◆ TASK
Locate the string "green" throughout the material and copy every line in which it occurs.

◆ EXTRACTED DATA
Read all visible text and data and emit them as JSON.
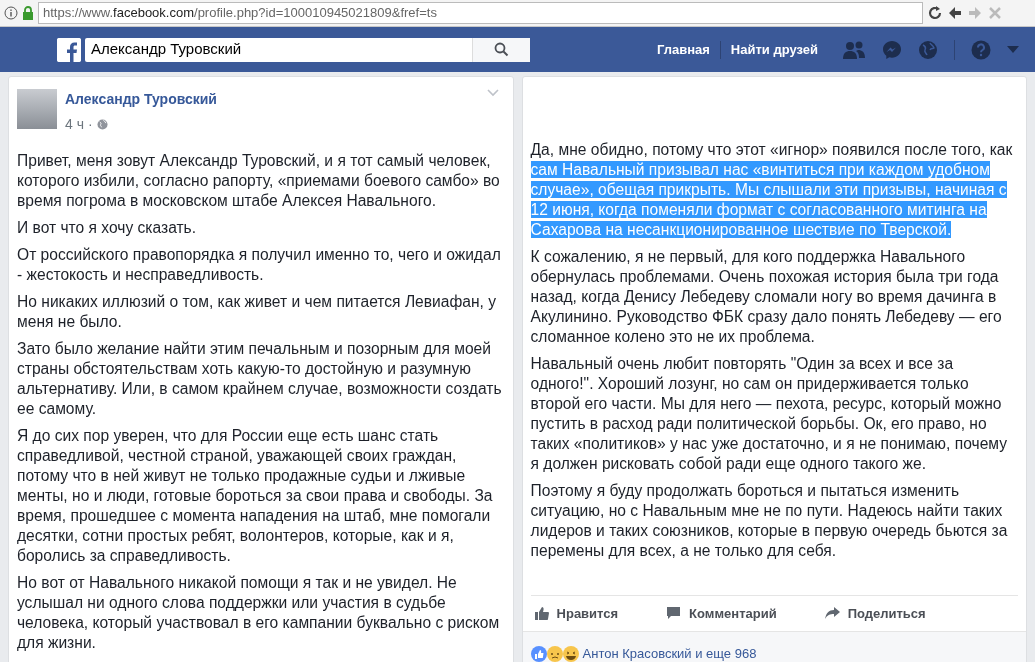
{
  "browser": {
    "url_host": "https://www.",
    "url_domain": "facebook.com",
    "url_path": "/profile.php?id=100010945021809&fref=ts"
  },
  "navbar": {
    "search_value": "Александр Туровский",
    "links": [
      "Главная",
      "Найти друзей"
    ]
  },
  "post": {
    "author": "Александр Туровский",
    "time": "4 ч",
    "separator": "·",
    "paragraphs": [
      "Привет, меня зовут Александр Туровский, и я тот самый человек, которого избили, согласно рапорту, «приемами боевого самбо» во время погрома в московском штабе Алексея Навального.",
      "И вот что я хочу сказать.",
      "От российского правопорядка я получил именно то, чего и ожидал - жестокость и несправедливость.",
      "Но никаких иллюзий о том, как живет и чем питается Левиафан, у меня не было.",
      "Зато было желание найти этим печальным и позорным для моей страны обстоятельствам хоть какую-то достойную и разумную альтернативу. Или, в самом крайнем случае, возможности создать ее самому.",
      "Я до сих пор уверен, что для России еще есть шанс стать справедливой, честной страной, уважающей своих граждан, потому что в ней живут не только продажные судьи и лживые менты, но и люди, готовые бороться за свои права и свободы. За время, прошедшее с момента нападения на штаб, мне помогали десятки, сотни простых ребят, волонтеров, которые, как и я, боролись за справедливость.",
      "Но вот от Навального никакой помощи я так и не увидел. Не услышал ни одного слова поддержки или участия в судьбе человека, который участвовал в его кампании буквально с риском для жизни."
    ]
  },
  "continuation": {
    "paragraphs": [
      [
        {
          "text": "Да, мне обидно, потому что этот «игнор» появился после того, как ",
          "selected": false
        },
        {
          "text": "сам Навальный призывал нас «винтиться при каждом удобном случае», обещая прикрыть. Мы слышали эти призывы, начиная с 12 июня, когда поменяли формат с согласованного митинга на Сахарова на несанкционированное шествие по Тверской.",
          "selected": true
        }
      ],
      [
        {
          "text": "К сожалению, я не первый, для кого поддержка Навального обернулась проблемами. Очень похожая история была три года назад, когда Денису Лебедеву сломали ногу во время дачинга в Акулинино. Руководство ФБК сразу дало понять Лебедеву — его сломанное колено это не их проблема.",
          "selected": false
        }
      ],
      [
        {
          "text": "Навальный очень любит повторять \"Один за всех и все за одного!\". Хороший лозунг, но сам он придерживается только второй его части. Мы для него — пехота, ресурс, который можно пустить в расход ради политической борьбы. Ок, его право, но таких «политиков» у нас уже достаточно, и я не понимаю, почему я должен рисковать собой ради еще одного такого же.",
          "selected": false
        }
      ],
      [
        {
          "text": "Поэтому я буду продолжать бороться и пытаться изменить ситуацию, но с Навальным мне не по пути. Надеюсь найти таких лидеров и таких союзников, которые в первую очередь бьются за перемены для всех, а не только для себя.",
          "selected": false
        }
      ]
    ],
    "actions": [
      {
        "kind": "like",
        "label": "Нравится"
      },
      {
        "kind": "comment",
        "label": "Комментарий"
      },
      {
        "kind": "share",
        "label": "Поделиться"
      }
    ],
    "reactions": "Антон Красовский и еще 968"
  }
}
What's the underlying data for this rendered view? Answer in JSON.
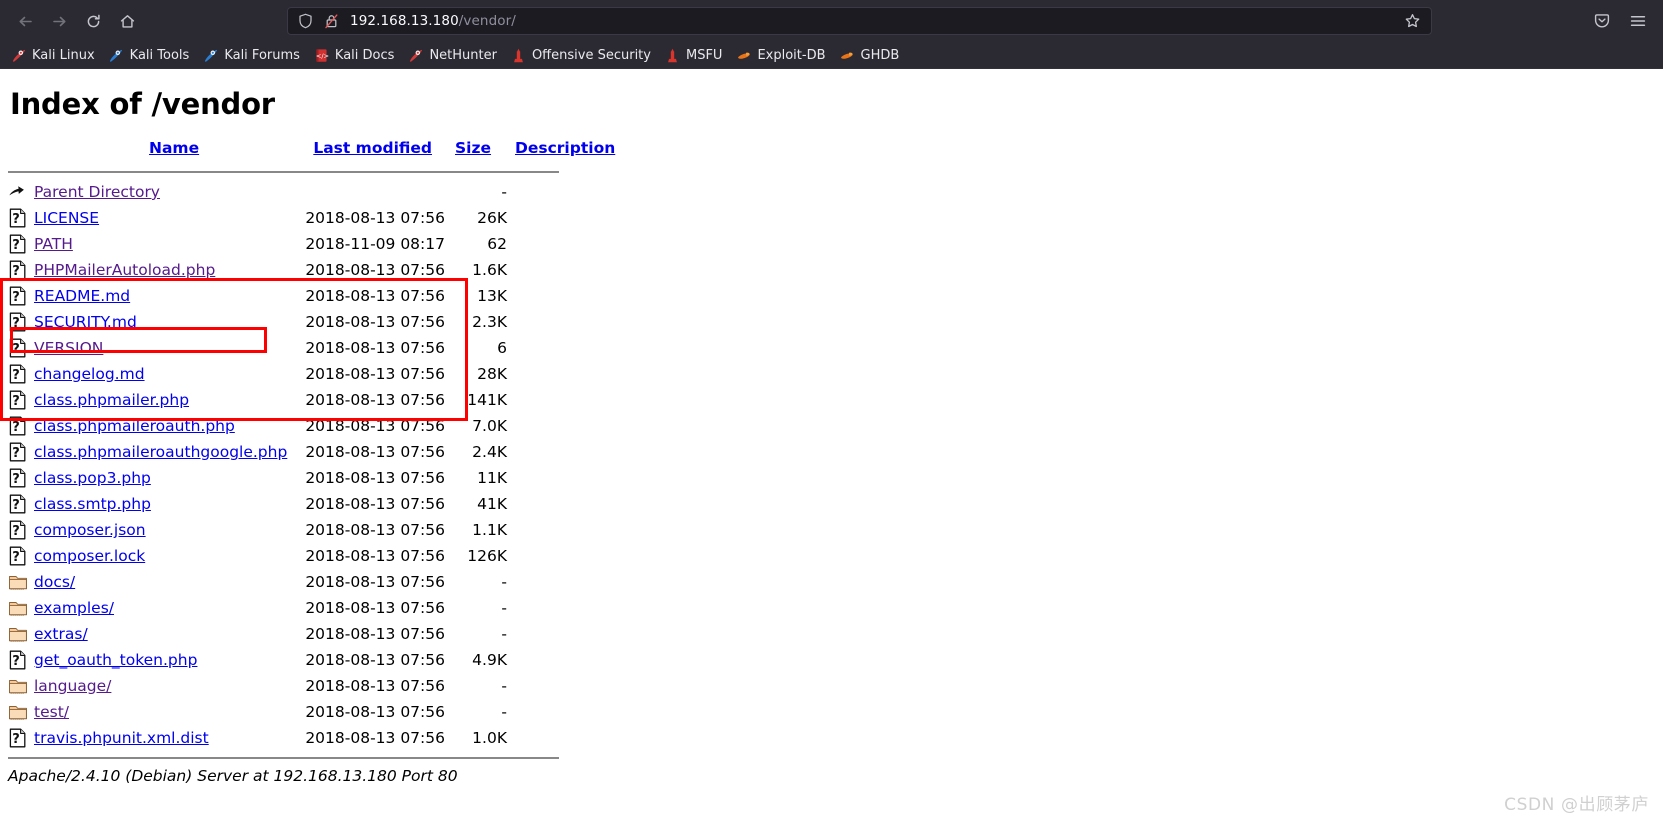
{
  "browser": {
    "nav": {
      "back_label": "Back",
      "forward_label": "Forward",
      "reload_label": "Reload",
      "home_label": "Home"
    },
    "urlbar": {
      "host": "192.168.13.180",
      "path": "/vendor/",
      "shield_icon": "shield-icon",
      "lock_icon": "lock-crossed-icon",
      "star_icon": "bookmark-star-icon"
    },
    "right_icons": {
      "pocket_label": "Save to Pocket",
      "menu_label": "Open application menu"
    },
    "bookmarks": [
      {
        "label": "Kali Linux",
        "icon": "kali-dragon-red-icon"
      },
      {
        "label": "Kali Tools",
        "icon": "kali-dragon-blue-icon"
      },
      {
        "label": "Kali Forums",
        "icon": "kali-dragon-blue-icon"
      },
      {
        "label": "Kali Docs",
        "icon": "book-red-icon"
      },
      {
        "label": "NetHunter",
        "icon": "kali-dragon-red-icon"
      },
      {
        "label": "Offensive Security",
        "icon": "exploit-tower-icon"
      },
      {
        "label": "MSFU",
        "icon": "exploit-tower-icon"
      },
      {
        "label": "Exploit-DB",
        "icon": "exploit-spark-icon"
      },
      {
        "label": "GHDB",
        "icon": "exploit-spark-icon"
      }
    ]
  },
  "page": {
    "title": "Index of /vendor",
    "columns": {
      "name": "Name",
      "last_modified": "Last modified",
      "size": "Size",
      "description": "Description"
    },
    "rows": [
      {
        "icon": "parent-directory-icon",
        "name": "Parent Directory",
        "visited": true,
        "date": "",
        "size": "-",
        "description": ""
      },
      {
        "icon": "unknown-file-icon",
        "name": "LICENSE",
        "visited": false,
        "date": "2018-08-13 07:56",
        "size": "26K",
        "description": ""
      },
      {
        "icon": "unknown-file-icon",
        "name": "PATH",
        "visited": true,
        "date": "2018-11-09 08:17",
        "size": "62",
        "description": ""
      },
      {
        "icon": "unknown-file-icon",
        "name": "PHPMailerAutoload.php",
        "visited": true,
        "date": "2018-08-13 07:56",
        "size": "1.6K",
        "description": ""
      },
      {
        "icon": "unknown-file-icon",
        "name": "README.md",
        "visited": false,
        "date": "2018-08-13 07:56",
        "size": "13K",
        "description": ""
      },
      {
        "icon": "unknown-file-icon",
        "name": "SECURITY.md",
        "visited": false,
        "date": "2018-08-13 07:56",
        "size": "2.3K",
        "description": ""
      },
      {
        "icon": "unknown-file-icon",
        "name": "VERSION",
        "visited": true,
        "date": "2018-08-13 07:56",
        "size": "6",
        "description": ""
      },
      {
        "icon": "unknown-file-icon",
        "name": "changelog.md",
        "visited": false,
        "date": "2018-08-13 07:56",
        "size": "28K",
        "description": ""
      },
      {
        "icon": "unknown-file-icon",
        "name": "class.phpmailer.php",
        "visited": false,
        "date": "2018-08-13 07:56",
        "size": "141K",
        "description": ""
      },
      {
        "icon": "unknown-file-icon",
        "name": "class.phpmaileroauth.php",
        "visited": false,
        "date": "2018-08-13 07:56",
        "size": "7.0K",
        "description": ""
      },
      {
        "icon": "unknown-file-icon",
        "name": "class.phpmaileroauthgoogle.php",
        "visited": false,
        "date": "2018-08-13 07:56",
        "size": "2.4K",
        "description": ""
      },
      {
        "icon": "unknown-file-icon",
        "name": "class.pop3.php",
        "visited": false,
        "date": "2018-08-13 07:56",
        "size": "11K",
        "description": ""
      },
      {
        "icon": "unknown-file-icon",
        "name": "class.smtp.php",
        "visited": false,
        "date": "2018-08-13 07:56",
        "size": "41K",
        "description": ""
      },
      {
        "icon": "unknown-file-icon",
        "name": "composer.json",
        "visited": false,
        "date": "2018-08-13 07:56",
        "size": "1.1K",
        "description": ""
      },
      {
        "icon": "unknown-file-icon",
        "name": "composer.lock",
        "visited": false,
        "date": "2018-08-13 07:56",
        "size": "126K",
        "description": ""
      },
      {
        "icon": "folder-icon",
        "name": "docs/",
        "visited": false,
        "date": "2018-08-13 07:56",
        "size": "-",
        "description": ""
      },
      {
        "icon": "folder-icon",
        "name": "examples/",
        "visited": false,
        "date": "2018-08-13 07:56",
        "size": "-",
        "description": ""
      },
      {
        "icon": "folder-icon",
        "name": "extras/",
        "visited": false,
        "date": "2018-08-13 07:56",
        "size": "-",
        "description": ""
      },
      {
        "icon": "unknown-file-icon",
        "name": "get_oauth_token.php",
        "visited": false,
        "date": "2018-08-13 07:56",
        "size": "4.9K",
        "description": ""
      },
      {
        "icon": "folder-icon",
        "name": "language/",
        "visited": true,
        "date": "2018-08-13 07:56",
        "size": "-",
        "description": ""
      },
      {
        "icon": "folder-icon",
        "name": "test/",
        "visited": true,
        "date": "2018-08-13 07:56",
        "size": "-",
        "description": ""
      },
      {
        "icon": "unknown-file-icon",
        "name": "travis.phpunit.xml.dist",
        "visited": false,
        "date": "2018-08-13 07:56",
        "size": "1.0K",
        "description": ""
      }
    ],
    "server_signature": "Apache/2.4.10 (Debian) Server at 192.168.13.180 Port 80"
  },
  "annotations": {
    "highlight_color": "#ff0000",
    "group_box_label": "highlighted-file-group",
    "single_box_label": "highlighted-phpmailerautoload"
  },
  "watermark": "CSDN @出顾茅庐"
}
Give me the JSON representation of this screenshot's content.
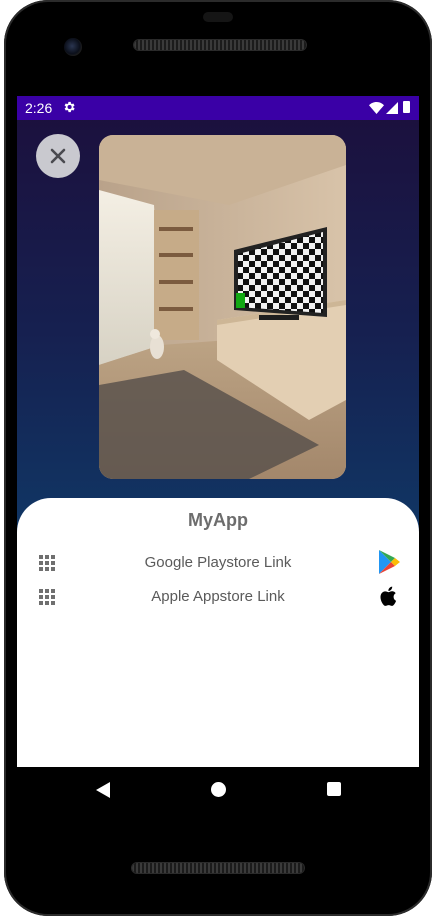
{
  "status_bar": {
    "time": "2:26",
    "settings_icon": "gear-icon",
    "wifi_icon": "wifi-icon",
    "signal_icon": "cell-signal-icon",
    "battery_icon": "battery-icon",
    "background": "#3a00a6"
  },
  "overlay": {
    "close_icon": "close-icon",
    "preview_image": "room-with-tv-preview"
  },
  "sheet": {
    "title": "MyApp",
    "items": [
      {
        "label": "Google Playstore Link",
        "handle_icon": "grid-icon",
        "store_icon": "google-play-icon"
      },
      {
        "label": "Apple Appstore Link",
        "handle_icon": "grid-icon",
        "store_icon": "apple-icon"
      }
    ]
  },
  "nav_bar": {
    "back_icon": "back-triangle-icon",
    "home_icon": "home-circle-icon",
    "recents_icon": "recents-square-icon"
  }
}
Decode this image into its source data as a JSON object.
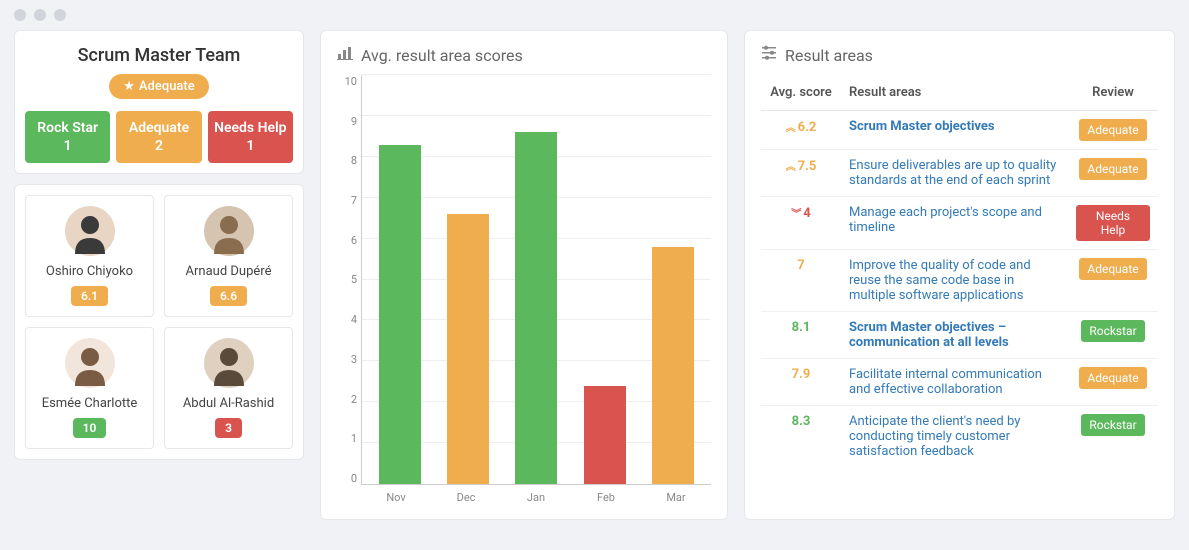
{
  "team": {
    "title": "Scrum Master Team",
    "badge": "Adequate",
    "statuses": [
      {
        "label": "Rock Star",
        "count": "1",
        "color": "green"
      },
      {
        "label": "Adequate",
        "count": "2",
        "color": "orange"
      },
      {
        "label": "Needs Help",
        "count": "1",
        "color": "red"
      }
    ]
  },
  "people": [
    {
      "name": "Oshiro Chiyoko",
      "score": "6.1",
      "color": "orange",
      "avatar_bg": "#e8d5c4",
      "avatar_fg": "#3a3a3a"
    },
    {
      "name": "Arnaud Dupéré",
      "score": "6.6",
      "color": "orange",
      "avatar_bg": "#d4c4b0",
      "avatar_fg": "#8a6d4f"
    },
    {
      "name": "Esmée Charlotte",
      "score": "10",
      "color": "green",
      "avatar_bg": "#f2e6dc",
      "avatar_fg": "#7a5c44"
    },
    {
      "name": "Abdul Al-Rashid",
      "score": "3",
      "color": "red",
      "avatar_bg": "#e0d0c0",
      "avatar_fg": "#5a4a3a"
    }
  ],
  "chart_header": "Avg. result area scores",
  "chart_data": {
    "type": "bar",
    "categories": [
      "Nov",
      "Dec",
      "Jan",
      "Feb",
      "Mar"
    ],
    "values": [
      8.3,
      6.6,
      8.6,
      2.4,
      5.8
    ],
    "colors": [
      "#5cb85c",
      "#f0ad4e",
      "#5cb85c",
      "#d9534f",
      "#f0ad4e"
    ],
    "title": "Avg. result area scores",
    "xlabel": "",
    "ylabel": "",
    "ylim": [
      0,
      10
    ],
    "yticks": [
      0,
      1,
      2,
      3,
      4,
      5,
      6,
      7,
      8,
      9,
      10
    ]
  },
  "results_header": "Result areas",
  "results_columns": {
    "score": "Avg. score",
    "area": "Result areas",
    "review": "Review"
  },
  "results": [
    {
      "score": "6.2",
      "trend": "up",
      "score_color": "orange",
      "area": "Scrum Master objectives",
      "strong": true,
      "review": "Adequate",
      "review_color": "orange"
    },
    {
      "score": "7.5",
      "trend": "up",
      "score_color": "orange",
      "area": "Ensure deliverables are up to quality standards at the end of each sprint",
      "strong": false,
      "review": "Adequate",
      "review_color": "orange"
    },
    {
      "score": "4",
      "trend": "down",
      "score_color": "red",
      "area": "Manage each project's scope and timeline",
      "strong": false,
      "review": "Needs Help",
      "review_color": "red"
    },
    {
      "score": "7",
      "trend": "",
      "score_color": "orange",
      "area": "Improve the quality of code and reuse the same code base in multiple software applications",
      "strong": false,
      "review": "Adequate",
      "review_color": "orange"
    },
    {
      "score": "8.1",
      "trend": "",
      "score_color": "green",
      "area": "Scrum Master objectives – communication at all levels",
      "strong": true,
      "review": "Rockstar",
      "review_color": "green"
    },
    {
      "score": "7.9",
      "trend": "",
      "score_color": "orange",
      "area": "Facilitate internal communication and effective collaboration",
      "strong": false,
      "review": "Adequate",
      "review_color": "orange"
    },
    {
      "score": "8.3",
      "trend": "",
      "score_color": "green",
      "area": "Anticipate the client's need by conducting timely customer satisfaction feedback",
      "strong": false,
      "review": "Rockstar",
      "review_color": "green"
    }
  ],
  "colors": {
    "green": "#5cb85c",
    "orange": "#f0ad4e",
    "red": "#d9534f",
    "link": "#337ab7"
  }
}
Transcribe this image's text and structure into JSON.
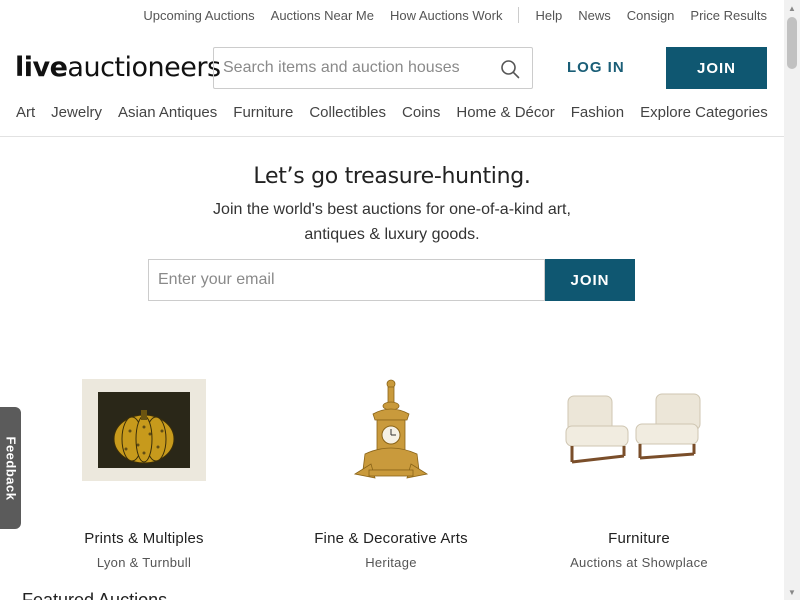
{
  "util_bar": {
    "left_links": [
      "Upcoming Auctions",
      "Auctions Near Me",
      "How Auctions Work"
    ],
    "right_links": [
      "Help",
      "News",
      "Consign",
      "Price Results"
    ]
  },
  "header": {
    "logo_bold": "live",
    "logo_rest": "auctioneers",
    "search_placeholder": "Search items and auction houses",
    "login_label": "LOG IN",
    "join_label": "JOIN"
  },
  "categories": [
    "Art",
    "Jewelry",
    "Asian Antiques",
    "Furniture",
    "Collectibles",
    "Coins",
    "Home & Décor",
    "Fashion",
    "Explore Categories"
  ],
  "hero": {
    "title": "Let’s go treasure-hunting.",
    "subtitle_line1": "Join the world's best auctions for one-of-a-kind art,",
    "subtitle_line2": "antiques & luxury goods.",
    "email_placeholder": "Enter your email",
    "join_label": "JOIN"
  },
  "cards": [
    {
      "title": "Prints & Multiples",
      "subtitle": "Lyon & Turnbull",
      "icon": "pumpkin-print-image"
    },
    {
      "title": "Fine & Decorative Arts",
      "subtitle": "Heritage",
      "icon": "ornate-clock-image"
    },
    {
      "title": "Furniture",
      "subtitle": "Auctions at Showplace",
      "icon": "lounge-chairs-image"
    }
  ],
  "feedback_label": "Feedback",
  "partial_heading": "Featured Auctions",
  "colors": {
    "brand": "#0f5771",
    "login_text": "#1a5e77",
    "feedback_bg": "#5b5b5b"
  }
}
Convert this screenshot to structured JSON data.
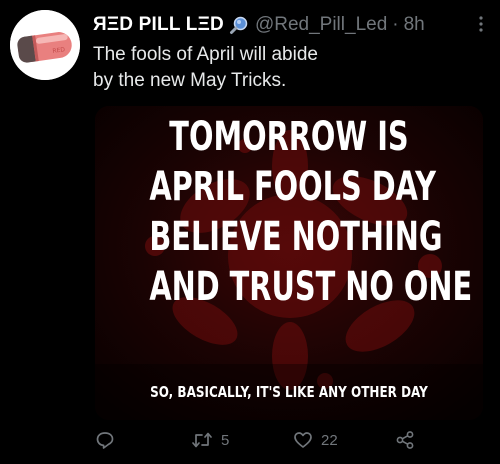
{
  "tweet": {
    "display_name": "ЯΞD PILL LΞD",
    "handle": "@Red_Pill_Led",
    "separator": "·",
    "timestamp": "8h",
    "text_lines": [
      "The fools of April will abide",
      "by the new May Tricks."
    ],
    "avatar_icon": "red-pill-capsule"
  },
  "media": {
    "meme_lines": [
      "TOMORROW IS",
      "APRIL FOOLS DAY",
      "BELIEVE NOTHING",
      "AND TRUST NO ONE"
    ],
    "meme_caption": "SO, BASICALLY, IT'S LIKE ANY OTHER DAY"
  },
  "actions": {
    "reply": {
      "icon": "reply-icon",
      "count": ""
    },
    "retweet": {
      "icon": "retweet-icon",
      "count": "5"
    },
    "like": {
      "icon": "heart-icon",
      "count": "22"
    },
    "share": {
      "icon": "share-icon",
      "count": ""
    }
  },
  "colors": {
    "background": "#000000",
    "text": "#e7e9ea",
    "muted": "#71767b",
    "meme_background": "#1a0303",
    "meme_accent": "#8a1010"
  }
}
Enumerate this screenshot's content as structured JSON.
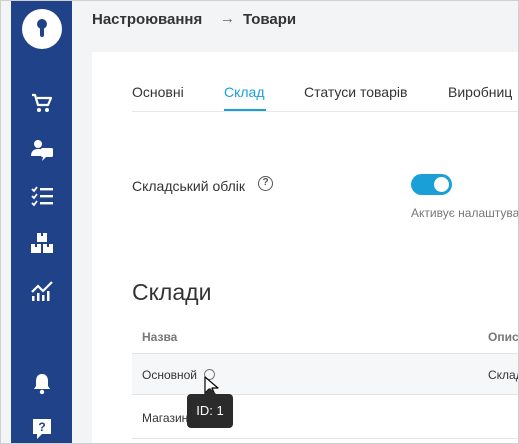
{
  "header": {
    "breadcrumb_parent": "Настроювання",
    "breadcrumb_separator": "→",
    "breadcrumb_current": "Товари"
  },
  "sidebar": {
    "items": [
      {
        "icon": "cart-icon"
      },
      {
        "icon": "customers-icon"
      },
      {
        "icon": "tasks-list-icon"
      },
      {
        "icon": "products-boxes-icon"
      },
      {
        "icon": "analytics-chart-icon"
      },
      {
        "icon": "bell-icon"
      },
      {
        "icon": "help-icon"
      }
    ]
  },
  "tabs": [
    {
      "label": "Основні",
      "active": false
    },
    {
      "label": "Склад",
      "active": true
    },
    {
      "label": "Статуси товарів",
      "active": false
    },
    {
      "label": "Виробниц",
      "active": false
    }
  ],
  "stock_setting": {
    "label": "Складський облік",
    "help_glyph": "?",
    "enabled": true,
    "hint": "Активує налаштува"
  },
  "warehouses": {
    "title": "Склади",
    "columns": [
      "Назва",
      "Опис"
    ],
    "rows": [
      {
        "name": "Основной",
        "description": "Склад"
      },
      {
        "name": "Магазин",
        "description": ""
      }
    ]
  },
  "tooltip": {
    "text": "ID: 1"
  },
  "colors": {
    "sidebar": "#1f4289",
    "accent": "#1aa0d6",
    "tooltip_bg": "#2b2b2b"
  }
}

◆ THE ANSWER
        "color": "green"
      "color": "green",
      "score_color": "green",
      "review_color": "green"
      "score_color": "green",
      "review_color": "green"
    "green": "#5cb85c",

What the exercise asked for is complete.